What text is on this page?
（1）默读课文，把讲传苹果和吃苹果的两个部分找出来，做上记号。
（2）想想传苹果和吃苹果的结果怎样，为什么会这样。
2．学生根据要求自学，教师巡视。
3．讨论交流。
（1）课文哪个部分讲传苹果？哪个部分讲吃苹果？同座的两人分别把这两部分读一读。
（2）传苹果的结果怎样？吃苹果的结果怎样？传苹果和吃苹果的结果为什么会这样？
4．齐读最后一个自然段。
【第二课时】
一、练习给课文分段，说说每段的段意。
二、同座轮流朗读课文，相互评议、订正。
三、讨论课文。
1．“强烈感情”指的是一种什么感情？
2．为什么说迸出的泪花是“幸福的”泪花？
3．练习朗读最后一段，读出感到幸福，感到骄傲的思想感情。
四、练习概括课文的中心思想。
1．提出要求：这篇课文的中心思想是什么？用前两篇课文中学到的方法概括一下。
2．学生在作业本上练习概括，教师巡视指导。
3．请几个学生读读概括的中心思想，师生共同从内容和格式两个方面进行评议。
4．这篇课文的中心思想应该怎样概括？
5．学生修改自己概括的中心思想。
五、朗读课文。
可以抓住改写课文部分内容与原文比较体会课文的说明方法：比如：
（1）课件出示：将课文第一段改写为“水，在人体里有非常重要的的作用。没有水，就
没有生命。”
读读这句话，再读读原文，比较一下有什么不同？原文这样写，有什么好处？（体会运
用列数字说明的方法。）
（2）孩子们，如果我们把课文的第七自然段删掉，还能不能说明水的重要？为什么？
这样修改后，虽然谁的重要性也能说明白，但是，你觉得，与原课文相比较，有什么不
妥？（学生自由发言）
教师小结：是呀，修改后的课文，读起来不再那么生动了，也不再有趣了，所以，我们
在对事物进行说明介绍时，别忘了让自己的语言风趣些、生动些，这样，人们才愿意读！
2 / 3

§ EXERCISE DETAILS
Repeat the material above exactly.

§ THE RESPONSE
What text is on this page?
（1）默读课文，把讲传苹果和吃苹果的两个部分找出来，做上记号。
（2）想想传苹果和吃苹果的结果怎样，为什么会这样。
2．学生根据要求自学，教师巡视。
3．讨论交流。
（1）课文哪个部分讲传苹果？哪个部分讲吃苹果？同座的两人分别把这两部分读一读。
（2）传苹果的结果怎样？吃苹果的结果怎样？传苹果和吃苹果的结果为什么会这样？
4．齐读最后一个自然段。
【第二课时】
一、练习给课文分段，说说每段的段意。
二、同座轮流朗读课文，相互评议、订正。
三、讨论课文。
1．“强烈感情”指的是一种什么感情？
2．为什么说迸出的泪花是“幸福的”泪花？
3．练习朗读最后一段，读出感到幸福，感到骄傲的思想感情。
四、练习概括课文的中心思想。
1．提出要求：这篇课文的中心思想是什么？用前两篇课文中学到的方法概括一下。
2．学生在作业本上练习概括，教师巡视指导。
3．请几个学生读读概括的中心思想，师生共同从内容和格式两个方面进行评议。
4．这篇课文的中心思想应该怎样概括？
5．学生修改自己概括的中心思想。
五、朗读课文。
可以抓住改写课文部分内容与原文比较体会课文的说明方法：比如：
（1）课件出示：将课文第一段改写为“水，在人体里有非常重要的的作用。没有水，就
没有生命。”
读读这句话，再读读原文，比较一下有什么不同？原文这样写，有什么好处？（体会运
用列数字说明的方法。）
（2）孩子们，如果我们把课文的第七自然段删掉，还能不能说明水的重要？为什么？
这样修改后，虽然谁的重要性也能说明白，但是，你觉得，与原课文相比较，有什么不
妥？（学生自由发言）
教师小结：是呀，修改后的课文，读起来不再那么生动了，也不再有趣了，所以，我们
在对事物进行说明介绍时，别忘了让自己的语言风趣些、生动些，这样，人们才愿意读！
2 / 3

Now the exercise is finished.